→ **Your goal**
Copy out the complete listing, word for word.

[Chart and figure data]
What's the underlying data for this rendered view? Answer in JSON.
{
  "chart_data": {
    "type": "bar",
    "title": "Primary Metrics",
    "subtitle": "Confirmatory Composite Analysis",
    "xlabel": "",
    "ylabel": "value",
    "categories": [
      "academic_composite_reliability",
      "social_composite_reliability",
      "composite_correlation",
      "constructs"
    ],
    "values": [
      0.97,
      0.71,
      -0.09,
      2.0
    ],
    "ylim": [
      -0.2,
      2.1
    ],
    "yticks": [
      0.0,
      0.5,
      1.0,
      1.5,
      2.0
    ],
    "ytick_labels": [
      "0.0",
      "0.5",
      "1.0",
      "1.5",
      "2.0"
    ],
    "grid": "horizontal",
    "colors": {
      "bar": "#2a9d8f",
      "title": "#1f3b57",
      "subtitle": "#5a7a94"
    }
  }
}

→ **The response**
What's the underlying data for this rendered view? Answer in JSON.
{
  "chart_data": {
    "type": "bar",
    "title": "Primary Metrics",
    "subtitle": "Confirmatory Composite Analysis",
    "xlabel": "",
    "ylabel": "value",
    "categories": [
      "academic_composite_reliability",
      "social_composite_reliability",
      "composite_correlation",
      "constructs"
    ],
    "values": [
      0.97,
      0.71,
      -0.09,
      2.0
    ],
    "ylim": [
      -0.2,
      2.1
    ],
    "yticks": [
      0.0,
      0.5,
      1.0,
      1.5,
      2.0
    ],
    "ytick_labels": [
      "0.0",
      "0.5",
      "1.0",
      "1.5",
      "2.0"
    ],
    "grid": "horizontal",
    "colors": {
      "bar": "#2a9d8f",
      "title": "#1f3b57",
      "subtitle": "#5a7a94"
    }
  }
}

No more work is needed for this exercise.